**Exercise**
Scan the data below and pick out the lines containing the word "maniere".

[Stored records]

— Begin —

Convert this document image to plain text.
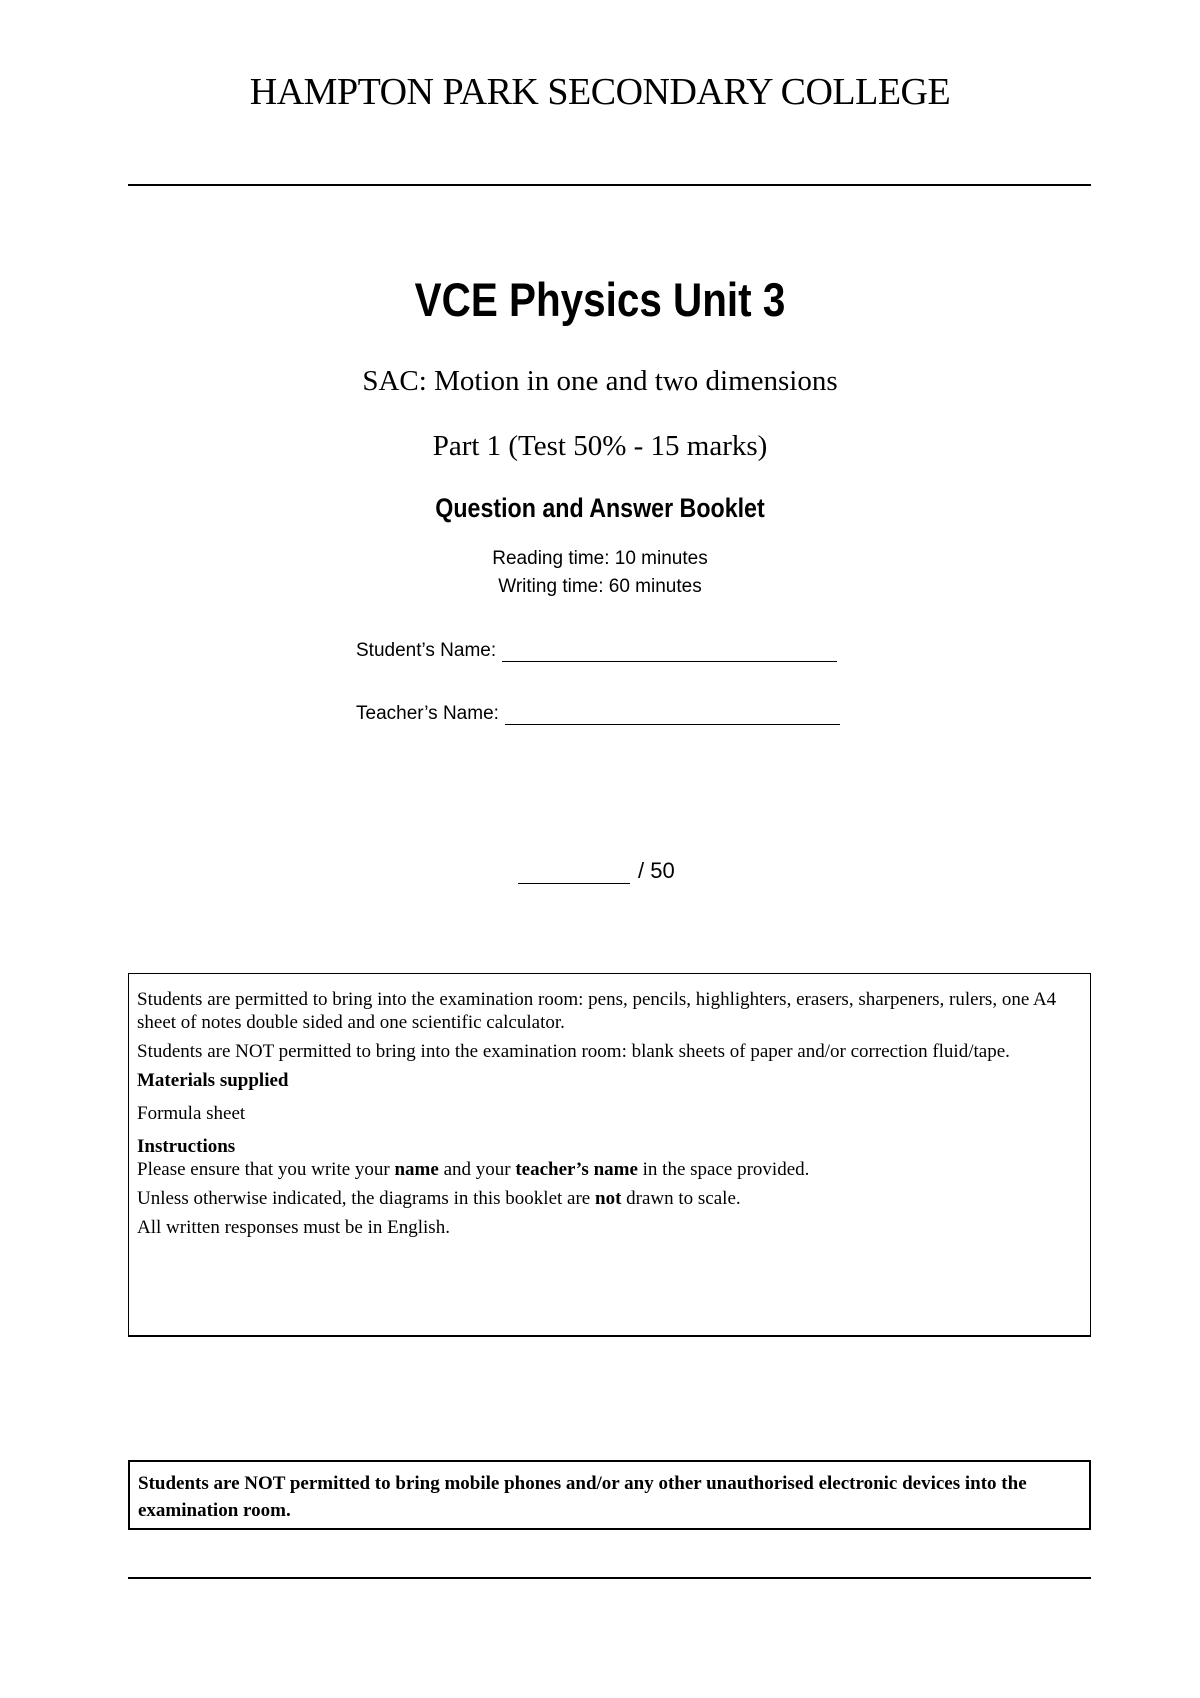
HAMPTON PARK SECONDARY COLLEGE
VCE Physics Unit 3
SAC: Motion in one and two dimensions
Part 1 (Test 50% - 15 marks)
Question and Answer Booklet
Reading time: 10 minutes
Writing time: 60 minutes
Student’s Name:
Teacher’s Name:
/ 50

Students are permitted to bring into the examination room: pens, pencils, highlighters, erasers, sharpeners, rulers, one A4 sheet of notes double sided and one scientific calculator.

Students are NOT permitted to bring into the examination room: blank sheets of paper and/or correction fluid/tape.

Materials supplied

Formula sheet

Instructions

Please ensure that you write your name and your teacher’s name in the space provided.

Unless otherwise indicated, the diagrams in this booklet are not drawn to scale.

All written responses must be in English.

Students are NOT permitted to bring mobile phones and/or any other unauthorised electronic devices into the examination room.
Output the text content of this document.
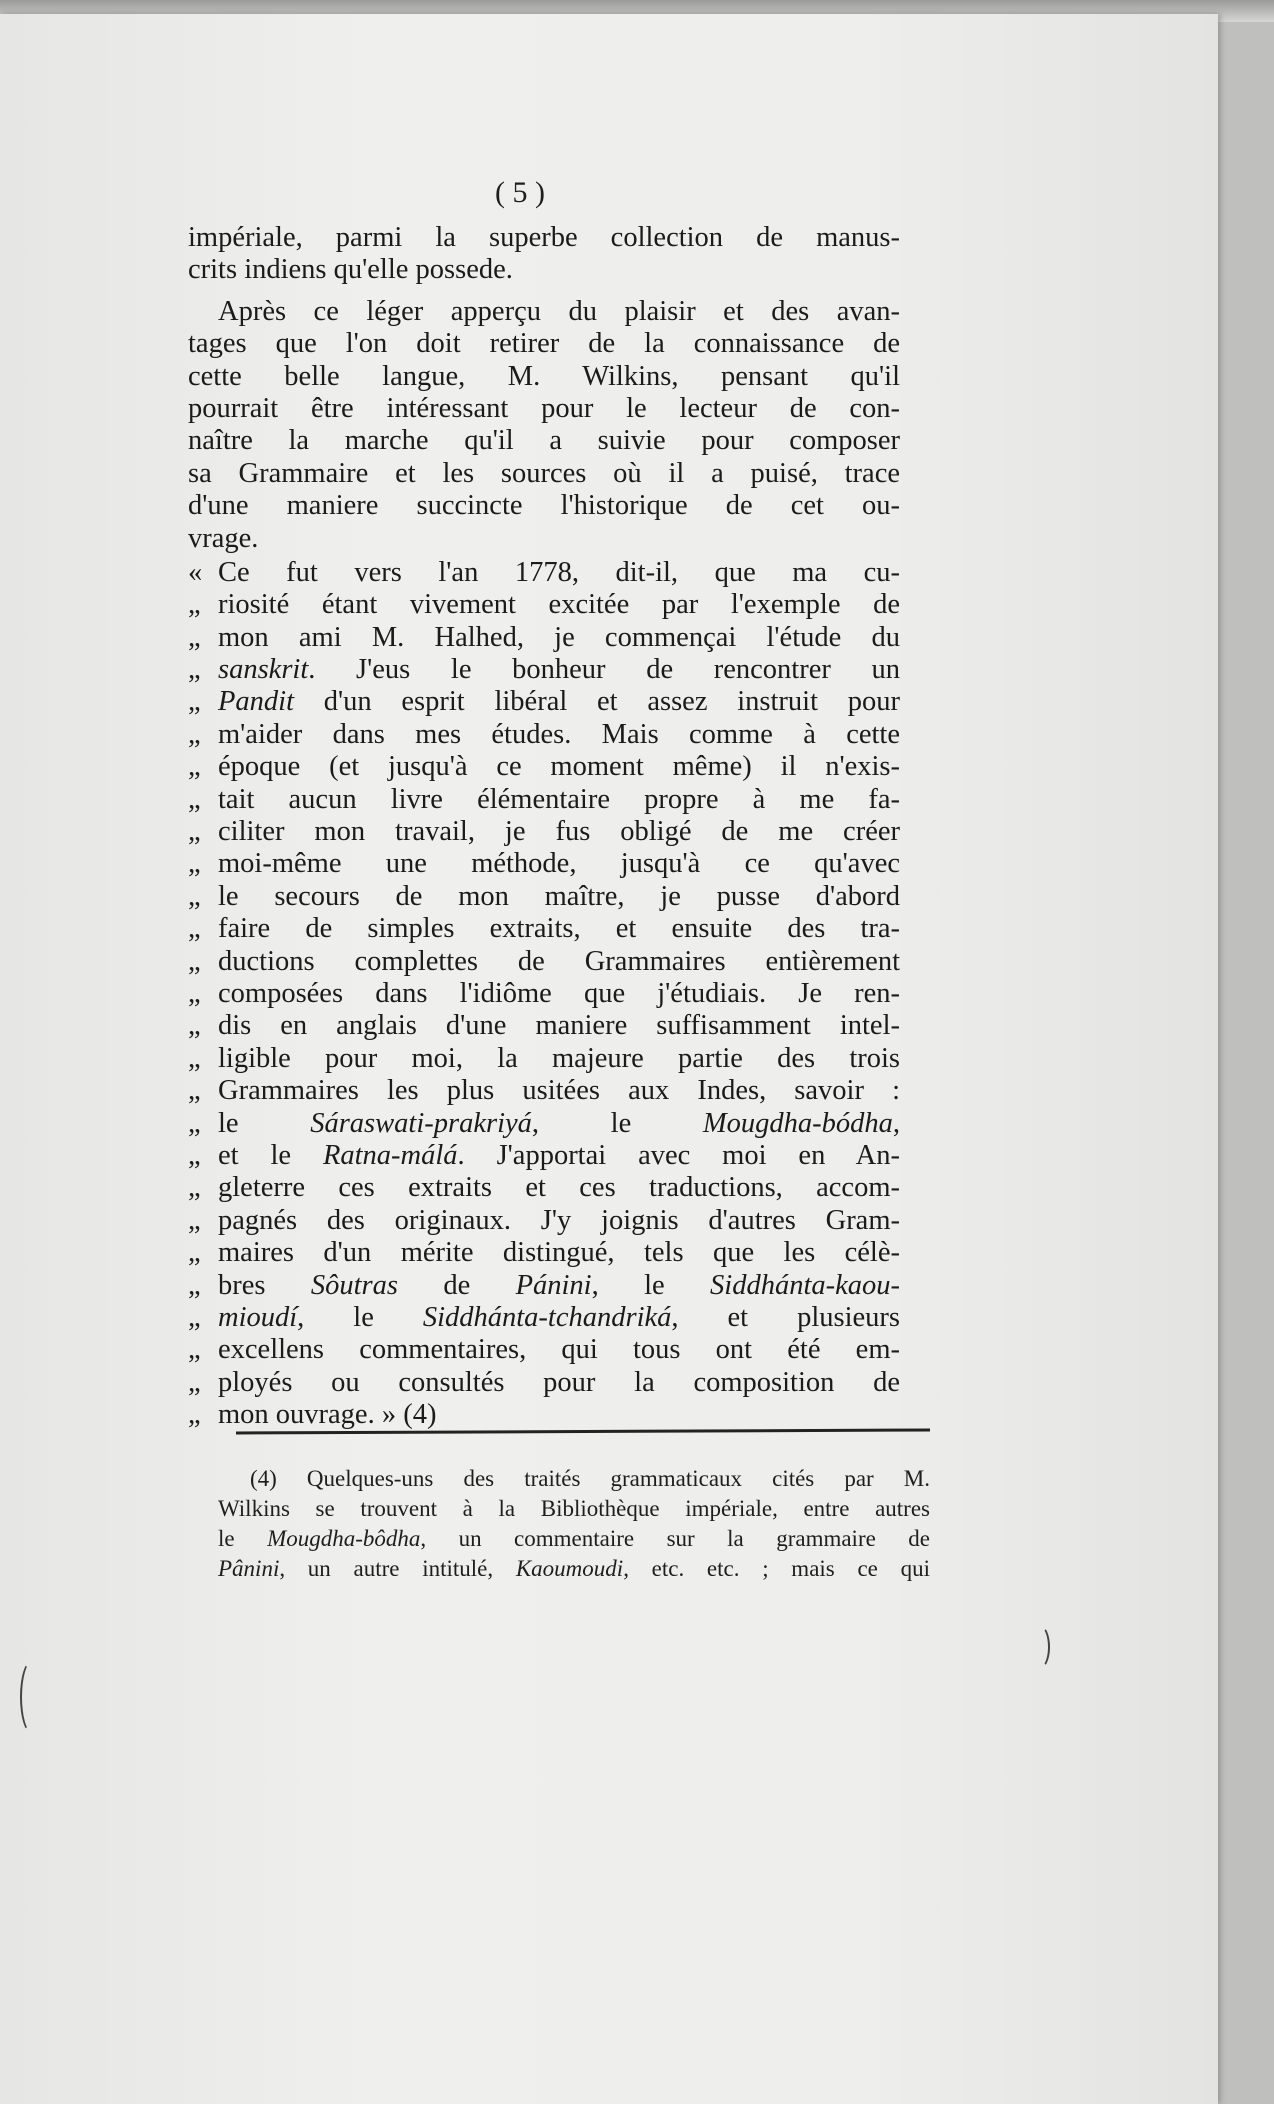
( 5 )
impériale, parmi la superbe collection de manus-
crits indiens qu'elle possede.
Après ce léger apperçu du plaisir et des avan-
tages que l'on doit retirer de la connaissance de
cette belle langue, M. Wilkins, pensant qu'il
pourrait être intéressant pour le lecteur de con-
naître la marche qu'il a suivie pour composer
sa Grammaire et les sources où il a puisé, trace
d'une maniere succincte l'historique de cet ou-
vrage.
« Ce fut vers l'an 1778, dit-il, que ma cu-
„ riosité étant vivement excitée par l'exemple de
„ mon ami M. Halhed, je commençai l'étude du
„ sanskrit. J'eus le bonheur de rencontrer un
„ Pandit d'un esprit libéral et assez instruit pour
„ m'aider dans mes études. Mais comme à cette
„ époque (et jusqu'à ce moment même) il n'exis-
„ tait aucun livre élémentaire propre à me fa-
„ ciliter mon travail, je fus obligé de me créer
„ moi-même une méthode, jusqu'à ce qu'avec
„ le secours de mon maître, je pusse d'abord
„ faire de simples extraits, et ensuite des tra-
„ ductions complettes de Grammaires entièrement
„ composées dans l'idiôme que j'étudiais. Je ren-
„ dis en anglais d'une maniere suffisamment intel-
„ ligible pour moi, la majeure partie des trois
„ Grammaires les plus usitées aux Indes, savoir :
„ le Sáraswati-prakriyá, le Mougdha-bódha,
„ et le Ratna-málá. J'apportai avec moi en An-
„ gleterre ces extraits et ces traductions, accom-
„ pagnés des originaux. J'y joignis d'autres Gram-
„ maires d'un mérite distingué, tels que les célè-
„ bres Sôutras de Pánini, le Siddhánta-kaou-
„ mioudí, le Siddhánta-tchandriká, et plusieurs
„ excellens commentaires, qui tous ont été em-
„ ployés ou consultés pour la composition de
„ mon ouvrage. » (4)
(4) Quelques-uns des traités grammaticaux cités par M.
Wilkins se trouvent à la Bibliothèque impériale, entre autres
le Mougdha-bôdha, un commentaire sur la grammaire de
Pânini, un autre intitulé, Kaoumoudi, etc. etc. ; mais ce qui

— End —

**Final answer**
d'une maniere succincte l'historique de cet ou-
„ dis en anglais d'une maniere suffisamment intel-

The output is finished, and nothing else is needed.